- Exercise brief -
Repeat the material exactly, leaving nothing out.

::: Dataset entries

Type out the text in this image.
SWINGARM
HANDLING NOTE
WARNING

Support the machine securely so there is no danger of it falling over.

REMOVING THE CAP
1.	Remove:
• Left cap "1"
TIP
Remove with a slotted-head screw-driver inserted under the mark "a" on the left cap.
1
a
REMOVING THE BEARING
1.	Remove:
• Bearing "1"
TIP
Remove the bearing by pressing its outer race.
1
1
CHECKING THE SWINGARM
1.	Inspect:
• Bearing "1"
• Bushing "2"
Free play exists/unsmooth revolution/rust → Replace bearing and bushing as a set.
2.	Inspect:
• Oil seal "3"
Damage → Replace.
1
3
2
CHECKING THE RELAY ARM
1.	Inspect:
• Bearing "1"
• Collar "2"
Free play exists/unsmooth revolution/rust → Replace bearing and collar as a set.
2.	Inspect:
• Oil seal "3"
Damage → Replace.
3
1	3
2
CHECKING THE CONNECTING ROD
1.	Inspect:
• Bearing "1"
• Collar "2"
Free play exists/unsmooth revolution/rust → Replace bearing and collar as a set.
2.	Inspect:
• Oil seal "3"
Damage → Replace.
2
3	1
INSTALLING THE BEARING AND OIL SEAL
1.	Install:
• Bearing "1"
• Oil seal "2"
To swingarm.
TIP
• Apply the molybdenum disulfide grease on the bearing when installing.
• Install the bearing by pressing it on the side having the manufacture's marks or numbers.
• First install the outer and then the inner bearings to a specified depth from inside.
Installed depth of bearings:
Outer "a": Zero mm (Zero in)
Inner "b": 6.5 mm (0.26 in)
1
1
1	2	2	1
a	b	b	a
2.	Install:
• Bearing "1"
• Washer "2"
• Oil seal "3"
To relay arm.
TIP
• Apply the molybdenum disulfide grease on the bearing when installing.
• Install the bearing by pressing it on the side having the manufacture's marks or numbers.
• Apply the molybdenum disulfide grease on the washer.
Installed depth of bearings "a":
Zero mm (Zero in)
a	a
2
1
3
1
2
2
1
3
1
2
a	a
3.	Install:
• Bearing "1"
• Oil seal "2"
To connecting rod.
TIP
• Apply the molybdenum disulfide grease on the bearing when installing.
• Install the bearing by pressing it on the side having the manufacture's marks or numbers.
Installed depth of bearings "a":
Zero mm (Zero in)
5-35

::::::

- Response for this exercise -
Type out the text in this image.
SWINGARM
HANDLING NOTE
WARNING

Support the machine securely so there is no danger of it falling over.

REMOVING THE CAP
1.	Remove:
• Left cap "1"
TIP
Remove with a slotted-head screw-driver inserted under the mark "a" on the left cap.
1
a
REMOVING THE BEARING
1.	Remove:
• Bearing "1"
TIP
Remove the bearing by pressing its outer race.
1
1
CHECKING THE SWINGARM
1.	Inspect:
• Bearing "1"
• Bushing "2"
Free play exists/unsmooth revolution/rust → Replace bearing and bushing as a set.
2.	Inspect:
• Oil seal "3"
Damage → Replace.
1
3
2
CHECKING THE RELAY ARM
1.	Inspect:
• Bearing "1"
• Collar "2"
Free play exists/unsmooth revolution/rust → Replace bearing and collar as a set.
2.	Inspect:
• Oil seal "3"
Damage → Replace.
3
1	3
2
CHECKING THE CONNECTING ROD
1.	Inspect:
• Bearing "1"
• Collar "2"
Free play exists/unsmooth revolution/rust → Replace bearing and collar as a set.
2.	Inspect:
• Oil seal "3"
Damage → Replace.
2
3	1
INSTALLING THE BEARING AND OIL SEAL
1.	Install:
• Bearing "1"
• Oil seal "2"
To swingarm.
TIP
• Apply the molybdenum disulfide grease on the bearing when installing.
• Install the bearing by pressing it on the side having the manufacture's marks or numbers.
• First install the outer and then the inner bearings to a specified depth from inside.
Installed depth of bearings:
Outer "a": Zero mm (Zero in)
Inner "b": 6.5 mm (0.26 in)
1
1
1	2	2	1
a	b	b	a
2.	Install:
• Bearing "1"
• Washer "2"
• Oil seal "3"
To relay arm.
TIP
• Apply the molybdenum disulfide grease on the bearing when installing.
• Install the bearing by pressing it on the side having the manufacture's marks or numbers.
• Apply the molybdenum disulfide grease on the washer.
Installed depth of bearings "a":
Zero mm (Zero in)
a	a
2
1
3
1
2
2
1
3
1
2
a	a
3.	Install:
• Bearing "1"
• Oil seal "2"
To connecting rod.
TIP
• Apply the molybdenum disulfide grease on the bearing when installing.
• Install the bearing by pressing it on the side having the manufacture's marks or numbers.
Installed depth of bearings "a":
Zero mm (Zero in)
5-35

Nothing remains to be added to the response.